Nothing but the lines from the one containing "Transcribe the text in this document." to the end of the data should be returned, each exactly as written.

— START Source data —

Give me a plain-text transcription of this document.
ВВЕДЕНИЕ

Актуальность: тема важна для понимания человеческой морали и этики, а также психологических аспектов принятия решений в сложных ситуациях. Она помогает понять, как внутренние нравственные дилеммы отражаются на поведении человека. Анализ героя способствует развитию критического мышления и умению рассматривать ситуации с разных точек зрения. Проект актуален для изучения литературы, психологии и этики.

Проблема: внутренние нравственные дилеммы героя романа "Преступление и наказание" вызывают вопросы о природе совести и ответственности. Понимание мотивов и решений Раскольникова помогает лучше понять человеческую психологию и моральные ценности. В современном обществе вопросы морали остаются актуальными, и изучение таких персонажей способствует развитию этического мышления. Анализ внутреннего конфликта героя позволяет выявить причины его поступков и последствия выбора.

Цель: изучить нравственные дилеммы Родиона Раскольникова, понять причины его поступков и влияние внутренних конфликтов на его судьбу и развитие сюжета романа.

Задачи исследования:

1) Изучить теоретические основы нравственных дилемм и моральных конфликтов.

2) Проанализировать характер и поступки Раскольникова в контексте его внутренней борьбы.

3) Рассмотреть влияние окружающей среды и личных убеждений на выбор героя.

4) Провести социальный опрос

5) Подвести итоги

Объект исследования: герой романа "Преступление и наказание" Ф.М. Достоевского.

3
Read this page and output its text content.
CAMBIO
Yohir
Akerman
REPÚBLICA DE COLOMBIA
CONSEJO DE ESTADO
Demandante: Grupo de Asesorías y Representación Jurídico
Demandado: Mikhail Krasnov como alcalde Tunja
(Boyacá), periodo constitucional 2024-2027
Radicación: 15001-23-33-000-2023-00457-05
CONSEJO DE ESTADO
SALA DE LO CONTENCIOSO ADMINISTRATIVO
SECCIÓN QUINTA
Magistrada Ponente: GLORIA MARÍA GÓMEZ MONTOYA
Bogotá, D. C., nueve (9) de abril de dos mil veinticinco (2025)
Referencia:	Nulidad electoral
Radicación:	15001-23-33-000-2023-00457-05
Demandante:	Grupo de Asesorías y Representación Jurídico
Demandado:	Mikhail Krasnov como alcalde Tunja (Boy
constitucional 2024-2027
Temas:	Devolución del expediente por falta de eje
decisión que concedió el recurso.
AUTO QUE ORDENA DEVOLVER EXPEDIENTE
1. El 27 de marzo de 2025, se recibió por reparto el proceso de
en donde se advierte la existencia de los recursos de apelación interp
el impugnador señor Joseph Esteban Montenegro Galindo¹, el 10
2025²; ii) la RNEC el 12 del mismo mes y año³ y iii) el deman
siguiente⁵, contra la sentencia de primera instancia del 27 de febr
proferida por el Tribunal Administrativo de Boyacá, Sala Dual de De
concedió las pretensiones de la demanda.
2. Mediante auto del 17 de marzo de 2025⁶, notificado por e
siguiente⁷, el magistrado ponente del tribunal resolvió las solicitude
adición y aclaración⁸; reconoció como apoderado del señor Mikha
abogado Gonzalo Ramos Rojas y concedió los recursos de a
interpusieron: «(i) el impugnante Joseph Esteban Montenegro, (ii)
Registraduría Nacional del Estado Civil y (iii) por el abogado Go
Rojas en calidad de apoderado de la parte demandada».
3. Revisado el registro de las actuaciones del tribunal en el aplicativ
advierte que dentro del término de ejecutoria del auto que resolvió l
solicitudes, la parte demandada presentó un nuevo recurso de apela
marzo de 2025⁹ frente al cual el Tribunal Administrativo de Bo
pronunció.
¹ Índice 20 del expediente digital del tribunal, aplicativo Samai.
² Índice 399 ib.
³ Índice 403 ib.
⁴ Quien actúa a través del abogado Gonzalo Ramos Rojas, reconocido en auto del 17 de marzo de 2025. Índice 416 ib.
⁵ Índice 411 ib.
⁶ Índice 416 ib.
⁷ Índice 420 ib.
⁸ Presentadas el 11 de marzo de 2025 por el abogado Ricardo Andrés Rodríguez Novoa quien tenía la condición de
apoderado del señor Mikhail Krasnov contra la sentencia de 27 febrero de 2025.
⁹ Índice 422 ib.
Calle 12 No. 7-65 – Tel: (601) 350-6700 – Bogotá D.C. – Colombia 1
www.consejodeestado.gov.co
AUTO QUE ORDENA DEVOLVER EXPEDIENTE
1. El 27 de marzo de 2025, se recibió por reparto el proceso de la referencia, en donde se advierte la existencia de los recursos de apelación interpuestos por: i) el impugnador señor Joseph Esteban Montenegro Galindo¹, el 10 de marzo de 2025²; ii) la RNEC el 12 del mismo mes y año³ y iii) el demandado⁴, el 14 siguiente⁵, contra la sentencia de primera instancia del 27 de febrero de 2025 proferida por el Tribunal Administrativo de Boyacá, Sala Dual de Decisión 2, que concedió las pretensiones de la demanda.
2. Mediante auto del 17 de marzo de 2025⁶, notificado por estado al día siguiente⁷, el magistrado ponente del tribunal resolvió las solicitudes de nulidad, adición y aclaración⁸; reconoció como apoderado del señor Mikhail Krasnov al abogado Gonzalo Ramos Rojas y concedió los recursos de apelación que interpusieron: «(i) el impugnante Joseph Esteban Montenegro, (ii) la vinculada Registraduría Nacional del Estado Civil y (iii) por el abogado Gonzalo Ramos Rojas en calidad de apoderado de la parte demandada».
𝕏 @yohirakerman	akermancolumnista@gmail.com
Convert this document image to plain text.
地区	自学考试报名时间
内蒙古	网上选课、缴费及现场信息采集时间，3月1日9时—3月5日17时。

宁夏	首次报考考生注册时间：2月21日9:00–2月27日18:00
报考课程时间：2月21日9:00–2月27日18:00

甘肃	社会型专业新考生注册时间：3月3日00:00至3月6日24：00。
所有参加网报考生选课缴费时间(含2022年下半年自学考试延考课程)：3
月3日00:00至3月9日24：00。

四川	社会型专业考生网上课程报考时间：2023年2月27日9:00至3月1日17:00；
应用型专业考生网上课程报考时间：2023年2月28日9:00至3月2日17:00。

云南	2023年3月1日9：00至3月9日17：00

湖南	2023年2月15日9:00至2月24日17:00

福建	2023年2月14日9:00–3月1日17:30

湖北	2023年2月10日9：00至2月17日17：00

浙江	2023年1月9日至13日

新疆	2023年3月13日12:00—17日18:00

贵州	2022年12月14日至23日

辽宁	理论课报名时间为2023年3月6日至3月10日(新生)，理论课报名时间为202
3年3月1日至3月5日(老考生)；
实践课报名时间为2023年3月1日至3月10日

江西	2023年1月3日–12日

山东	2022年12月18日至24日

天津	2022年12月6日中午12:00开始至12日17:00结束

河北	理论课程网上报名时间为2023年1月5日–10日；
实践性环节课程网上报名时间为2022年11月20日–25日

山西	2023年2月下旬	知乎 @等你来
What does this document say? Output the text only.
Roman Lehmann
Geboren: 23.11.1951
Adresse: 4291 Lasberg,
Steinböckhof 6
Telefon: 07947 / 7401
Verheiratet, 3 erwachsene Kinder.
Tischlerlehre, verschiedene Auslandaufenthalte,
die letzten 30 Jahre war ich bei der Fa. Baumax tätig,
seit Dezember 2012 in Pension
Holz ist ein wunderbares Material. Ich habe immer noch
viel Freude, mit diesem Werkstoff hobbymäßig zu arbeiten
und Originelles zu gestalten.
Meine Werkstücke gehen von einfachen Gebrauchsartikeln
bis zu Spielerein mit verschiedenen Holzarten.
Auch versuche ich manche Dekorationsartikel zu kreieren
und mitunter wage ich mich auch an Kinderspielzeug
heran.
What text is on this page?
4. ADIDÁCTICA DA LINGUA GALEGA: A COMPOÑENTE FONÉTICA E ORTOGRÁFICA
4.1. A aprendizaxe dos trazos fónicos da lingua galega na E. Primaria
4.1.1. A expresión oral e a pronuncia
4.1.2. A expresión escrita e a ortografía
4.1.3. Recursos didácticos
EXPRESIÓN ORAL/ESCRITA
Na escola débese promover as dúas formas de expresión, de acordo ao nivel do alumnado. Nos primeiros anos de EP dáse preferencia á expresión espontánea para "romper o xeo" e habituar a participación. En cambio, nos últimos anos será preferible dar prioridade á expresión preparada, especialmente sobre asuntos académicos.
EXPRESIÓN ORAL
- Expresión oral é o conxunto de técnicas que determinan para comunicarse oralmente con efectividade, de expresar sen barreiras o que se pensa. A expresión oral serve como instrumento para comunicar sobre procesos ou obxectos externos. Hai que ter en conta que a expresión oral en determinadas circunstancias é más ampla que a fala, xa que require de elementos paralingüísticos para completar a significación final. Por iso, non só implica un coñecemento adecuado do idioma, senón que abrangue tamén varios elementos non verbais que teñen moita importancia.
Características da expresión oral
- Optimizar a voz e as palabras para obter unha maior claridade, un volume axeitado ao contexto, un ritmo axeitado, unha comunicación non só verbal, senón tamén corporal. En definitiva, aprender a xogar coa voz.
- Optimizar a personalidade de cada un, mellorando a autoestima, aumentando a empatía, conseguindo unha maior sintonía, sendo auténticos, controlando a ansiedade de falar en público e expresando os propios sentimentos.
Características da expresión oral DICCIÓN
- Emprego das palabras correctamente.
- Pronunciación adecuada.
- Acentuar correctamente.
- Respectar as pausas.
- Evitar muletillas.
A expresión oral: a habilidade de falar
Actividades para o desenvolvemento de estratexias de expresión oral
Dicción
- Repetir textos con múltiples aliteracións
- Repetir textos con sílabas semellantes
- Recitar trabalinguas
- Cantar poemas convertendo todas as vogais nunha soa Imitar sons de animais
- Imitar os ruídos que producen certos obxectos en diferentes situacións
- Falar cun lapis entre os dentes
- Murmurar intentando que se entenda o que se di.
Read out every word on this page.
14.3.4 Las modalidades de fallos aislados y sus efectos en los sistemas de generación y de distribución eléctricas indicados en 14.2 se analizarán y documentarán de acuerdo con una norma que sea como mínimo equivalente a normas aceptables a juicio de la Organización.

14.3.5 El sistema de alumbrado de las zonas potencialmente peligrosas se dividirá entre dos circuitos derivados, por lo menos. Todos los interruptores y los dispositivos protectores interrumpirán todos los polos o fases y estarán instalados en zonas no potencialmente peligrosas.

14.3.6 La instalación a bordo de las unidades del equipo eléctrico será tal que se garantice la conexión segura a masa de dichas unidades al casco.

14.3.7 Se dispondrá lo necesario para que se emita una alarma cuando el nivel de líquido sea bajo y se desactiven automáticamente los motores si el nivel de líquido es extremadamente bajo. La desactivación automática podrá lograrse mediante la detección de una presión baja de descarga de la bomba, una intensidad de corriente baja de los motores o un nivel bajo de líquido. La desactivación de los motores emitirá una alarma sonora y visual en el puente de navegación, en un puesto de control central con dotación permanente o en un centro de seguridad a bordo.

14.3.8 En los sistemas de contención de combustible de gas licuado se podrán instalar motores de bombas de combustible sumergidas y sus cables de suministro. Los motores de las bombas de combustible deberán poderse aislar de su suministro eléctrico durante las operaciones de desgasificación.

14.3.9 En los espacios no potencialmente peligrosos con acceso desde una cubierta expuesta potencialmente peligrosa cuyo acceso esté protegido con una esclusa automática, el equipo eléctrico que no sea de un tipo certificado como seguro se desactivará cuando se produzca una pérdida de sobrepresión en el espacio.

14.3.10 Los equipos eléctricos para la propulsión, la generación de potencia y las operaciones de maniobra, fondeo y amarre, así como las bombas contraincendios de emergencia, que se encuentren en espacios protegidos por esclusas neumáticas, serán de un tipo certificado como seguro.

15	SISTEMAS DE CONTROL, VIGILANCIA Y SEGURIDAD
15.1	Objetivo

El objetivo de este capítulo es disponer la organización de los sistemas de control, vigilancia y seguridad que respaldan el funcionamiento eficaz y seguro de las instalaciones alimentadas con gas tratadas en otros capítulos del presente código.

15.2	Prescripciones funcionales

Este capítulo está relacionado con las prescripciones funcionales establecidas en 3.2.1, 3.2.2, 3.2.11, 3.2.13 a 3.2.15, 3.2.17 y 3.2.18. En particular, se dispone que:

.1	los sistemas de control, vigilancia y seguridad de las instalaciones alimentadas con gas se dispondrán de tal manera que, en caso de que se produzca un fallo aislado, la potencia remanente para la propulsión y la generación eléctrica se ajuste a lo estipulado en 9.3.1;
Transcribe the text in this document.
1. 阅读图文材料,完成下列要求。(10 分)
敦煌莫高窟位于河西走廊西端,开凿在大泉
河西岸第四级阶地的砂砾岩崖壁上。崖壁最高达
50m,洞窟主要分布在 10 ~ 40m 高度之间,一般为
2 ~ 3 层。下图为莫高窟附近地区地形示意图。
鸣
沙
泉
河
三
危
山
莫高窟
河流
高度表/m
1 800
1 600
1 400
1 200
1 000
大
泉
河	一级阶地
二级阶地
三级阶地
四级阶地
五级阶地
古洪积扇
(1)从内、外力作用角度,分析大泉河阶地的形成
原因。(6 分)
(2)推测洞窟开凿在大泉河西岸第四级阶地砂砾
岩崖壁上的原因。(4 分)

— END Source data —

▶ Result for this exercise:
Transcribe the text in this document.
1. 阅读图文材料,完成下列要求。(10 分)
敦煌莫高窟位于河西走廊西端,开凿在大泉
河西岸第四级阶地的砂砾岩崖壁上。崖壁最高达
50m,洞窟主要分布在 10 ~ 40m 高度之间,一般为
2 ~ 3 层。下图为莫高窟附近地区地形示意图。
鸣
沙
泉
河
三
危
山
莫高窟
河流
高度表/m
1 800
1 600
1 400
1 200
1 000
大
泉
河	一级阶地
二级阶地
三级阶地
四级阶地
五级阶地
古洪积扇
(1)从内、外力作用角度,分析大泉河阶地的形成
原因。(6 分)
(2)推测洞窟开凿在大泉河西岸第四级阶地砂砾
岩崖壁上的原因。(4 分)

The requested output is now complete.